What the task requires
Give the count of lines that include the string "title". Add nothing to it.

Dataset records
---+---

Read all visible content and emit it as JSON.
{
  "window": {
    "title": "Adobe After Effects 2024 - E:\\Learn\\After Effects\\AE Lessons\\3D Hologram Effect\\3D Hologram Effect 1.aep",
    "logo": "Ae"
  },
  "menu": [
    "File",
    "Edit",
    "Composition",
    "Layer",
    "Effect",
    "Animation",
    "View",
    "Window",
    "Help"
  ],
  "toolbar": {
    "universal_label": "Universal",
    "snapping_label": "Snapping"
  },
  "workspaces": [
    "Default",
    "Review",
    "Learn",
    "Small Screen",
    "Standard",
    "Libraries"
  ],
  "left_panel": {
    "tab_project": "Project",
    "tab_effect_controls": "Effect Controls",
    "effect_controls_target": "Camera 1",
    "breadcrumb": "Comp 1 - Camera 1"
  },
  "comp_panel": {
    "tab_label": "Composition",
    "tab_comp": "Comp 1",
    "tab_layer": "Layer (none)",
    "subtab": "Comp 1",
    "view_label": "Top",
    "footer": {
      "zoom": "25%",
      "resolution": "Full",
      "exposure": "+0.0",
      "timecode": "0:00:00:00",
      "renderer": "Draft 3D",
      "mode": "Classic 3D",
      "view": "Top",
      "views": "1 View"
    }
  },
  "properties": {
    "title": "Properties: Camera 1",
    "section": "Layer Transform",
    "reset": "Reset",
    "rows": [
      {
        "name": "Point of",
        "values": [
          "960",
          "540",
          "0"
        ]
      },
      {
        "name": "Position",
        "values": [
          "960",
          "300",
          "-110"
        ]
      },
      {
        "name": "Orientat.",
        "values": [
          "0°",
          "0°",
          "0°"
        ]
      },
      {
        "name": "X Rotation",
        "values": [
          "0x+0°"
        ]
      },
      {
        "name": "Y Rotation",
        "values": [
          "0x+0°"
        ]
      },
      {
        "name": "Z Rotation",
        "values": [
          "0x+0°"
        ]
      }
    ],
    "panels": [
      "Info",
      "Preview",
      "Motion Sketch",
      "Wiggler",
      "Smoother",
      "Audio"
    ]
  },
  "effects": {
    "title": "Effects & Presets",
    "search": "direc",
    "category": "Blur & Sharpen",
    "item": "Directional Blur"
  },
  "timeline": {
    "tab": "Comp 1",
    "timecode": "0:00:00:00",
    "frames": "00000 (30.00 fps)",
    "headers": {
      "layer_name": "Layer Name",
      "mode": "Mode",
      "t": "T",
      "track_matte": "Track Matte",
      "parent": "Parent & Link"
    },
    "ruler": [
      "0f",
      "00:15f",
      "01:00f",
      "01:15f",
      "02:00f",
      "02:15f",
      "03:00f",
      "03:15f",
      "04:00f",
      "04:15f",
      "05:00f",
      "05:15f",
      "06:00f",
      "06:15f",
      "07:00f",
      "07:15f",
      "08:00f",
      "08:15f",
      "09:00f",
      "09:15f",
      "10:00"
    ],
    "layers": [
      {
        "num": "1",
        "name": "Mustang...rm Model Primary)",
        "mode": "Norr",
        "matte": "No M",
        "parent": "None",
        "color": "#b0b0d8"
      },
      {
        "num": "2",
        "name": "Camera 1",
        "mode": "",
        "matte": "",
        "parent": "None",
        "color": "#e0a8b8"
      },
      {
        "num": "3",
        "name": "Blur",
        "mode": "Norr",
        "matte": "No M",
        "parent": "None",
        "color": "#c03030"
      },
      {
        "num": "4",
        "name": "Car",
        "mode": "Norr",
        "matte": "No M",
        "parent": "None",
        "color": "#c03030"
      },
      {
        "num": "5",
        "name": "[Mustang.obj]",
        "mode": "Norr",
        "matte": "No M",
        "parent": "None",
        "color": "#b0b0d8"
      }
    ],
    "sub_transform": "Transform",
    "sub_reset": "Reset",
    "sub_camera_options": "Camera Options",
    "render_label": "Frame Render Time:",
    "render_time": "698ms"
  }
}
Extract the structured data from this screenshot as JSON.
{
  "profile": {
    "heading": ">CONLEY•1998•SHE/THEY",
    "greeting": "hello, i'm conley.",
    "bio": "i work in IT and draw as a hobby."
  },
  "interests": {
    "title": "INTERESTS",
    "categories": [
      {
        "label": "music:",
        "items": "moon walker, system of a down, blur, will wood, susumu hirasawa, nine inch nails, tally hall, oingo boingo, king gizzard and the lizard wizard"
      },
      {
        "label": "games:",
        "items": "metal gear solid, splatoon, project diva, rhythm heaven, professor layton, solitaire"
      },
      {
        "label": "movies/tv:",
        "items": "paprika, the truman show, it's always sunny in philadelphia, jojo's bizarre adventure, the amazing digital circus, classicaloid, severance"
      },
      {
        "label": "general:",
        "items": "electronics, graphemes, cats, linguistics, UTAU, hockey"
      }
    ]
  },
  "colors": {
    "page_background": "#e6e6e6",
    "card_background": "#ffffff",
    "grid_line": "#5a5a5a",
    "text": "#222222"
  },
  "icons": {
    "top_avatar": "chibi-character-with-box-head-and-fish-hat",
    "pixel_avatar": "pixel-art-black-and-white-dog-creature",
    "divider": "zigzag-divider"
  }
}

---+---

Correct response
4